╭─ Available data

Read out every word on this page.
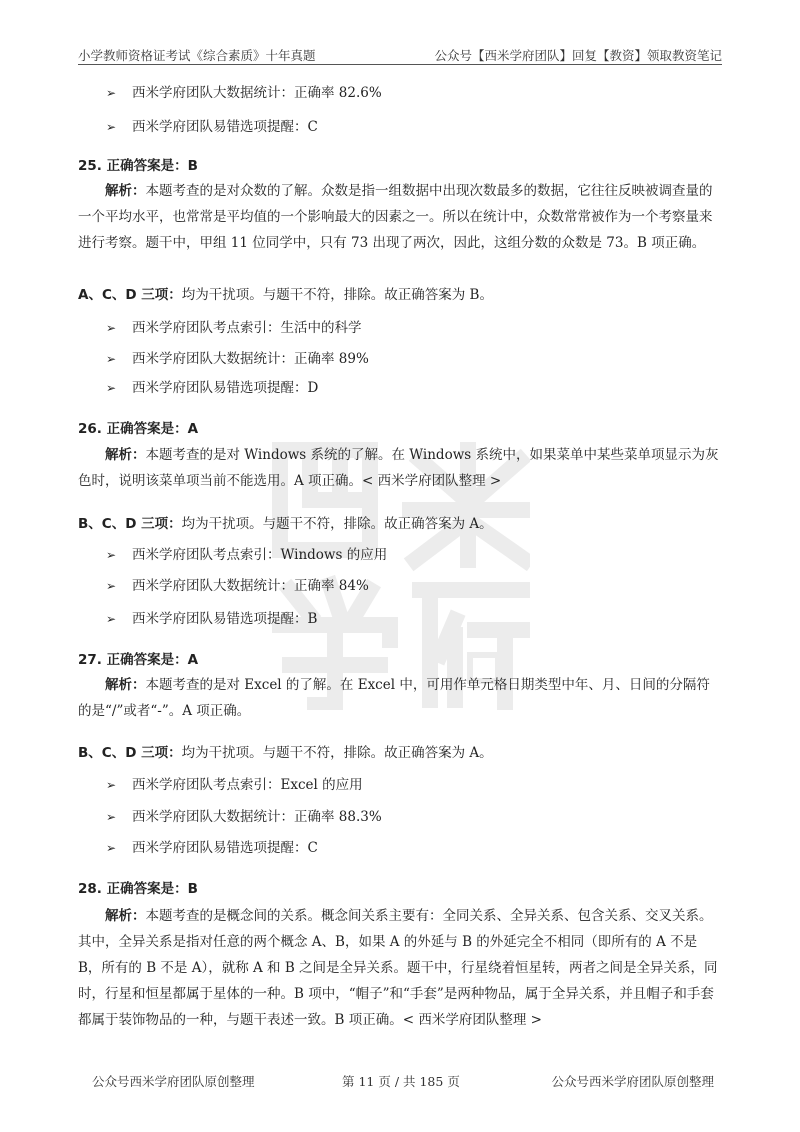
小学教师资格证考试《综合素质》十年真题	公众号【西米学府团队】回复【教资】领取教资笔记
➢ 西米学府团队大数据统计：正确率 82.6%
➢ 西米学府团队易错选项提醒：C
25. 正确答案是：B
解析：本题考查的是对众数的了解。众数是指一组数据中出现次数最多的数据，它往往反映被调查量的一个平均水平，也常常是平均值的一个影响最大的因素之一。所以在统计中，众数常常被作为一个考察量来进行考察。题干中，甲组 11 位同学中，只有 73 出现了两次，因此，这组分数的众数是 73。B 项正确。
A、C、D 三项：均为干扰项。与题干不符，排除。故正确答案为 B。
➢ 西米学府团队考点索引：生活中的科学
➢ 西米学府团队大数据统计：正确率 89%
➢ 西米学府团队易错选项提醒：D
26. 正确答案是：A
解析：本题考查的是对 Windows 系统的了解。在 Windows 系统中，如果菜单中某些菜单项显示为灰色时，说明该菜单项当前不能选用。A 项正确。< 西米学府团队整理 >
B、C、D 三项：均为干扰项。与题干不符，排除。故正确答案为 A。
➢ 西米学府团队考点索引：Windows 的应用
➢ 西米学府团队大数据统计：正确率 84%
➢ 西米学府团队易错选项提醒：B
27. 正确答案是：A
解析：本题考查的是对 Excel 的了解。在 Excel 中，可用作单元格日期类型中年、月、日间的分隔符的是“/”或者“-”。A 项正确。
B、C、D 三项：均为干扰项。与题干不符，排除。故正确答案为 A。
➢ 西米学府团队考点索引：Excel 的应用
➢ 西米学府团队大数据统计：正确率 88.3%
➢ 西米学府团队易错选项提醒：C
28. 正确答案是：B
解析：本题考查的是概念间的关系。概念间关系主要有：全同关系、全异关系、包含关系、交叉关系。其中，全异关系是指对任意的两个概念 A、B，如果 A 的外延与 B 的外延完全不相同（即所有的 A 不是 B，所有的 B 不是 A），就称 A 和 B 之间是全异关系。题干中，行星绕着恒星转，两者之间是全异关系，同时，行星和恒星都属于星体的一种。B 项中，“帽子”和“手套”是两种物品，属于全异关系，并且帽子和手套都属于装饰物品的一种，与题干表述一致。B 项正确。< 西米学府团队整理 >
公众号西米学府团队原创整理	第 11 页 / 共 185 页	公众号西米学府团队原创整理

╰─

Repeat the entries exactly. Pictures are excluded from the copy.

▸ Answer for the task
Read out every word on this page.
小学教师资格证考试《综合素质》十年真题	公众号【西米学府团队】回复【教资】领取教资笔记
➢ 西米学府团队大数据统计：正确率 82.6%
➢ 西米学府团队易错选项提醒：C
25. 正确答案是：B
解析：本题考查的是对众数的了解。众数是指一组数据中出现次数最多的数据，它往往反映被调查量的一个平均水平，也常常是平均值的一个影响最大的因素之一。所以在统计中，众数常常被作为一个考察量来进行考察。题干中，甲组 11 位同学中，只有 73 出现了两次，因此，这组分数的众数是 73。B 项正确。
A、C、D 三项：均为干扰项。与题干不符，排除。故正确答案为 B。
➢ 西米学府团队考点索引：生活中的科学
➢ 西米学府团队大数据统计：正确率 89%
➢ 西米学府团队易错选项提醒：D
26. 正确答案是：A
解析：本题考查的是对 Windows 系统的了解。在 Windows 系统中，如果菜单中某些菜单项显示为灰色时，说明该菜单项当前不能选用。A 项正确。< 西米学府团队整理 >
B、C、D 三项：均为干扰项。与题干不符，排除。故正确答案为 A。
➢ 西米学府团队考点索引：Windows 的应用
➢ 西米学府团队大数据统计：正确率 84%
➢ 西米学府团队易错选项提醒：B
27. 正确答案是：A
解析：本题考查的是对 Excel 的了解。在 Excel 中，可用作单元格日期类型中年、月、日间的分隔符的是“/”或者“-”。A 项正确。
B、C、D 三项：均为干扰项。与题干不符，排除。故正确答案为 A。
➢ 西米学府团队考点索引：Excel 的应用
➢ 西米学府团队大数据统计：正确率 88.3%
➢ 西米学府团队易错选项提醒：C
28. 正确答案是：B
解析：本题考查的是概念间的关系。概念间关系主要有：全同关系、全异关系、包含关系、交叉关系。其中，全异关系是指对任意的两个概念 A、B，如果 A 的外延与 B 的外延完全不相同（即所有的 A 不是 B，所有的 B 不是 A），就称 A 和 B 之间是全异关系。题干中，行星绕着恒星转，两者之间是全异关系，同时，行星和恒星都属于星体的一种。B 项中，“帽子”和“手套”是两种物品，属于全异关系，并且帽子和手套都属于装饰物品的一种，与题干表述一致。B 项正确。< 西米学府团队整理 >
公众号西米学府团队原创整理	第 11 页 / 共 185 页	公众号西米学府团队原创整理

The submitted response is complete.